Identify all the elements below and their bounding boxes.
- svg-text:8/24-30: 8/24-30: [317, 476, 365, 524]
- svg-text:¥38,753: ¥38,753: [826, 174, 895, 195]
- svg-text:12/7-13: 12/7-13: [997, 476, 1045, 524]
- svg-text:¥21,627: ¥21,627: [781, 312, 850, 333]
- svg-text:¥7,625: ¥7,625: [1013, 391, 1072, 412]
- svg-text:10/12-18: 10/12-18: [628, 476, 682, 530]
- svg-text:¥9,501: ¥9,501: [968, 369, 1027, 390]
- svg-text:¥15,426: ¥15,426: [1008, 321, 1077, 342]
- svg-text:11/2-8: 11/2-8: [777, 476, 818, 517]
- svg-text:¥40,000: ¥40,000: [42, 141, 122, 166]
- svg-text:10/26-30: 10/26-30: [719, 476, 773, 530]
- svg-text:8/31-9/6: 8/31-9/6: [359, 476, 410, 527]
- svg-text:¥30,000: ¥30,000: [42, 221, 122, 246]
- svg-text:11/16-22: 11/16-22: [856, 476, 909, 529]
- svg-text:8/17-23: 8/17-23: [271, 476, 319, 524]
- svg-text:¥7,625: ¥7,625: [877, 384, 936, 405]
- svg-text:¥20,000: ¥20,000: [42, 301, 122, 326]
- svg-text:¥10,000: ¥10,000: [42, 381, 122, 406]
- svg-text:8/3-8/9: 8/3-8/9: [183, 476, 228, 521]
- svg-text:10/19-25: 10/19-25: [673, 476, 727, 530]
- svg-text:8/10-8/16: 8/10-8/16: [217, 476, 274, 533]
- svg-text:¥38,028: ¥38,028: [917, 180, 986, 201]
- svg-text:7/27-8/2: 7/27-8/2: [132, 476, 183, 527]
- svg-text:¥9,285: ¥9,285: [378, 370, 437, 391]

*EXERCISE:*
Can you output the records verbatim, from their first line through the line that contains "- svg-text:10/12-18: 10/12-18: [628, 476, 682, 530]", including both of those lines?

*EXERCISE SOLUTION:*
Identify all the elements below and their bounding boxes.
- svg-text:8/24-30: 8/24-30: [317, 476, 365, 524]
- svg-text:¥38,753: ¥38,753: [826, 174, 895, 195]
- svg-text:12/7-13: 12/7-13: [997, 476, 1045, 524]
- svg-text:¥21,627: ¥21,627: [781, 312, 850, 333]
- svg-text:¥7,625: ¥7,625: [1013, 391, 1072, 412]
- svg-text:10/12-18: 10/12-18: [628, 476, 682, 530]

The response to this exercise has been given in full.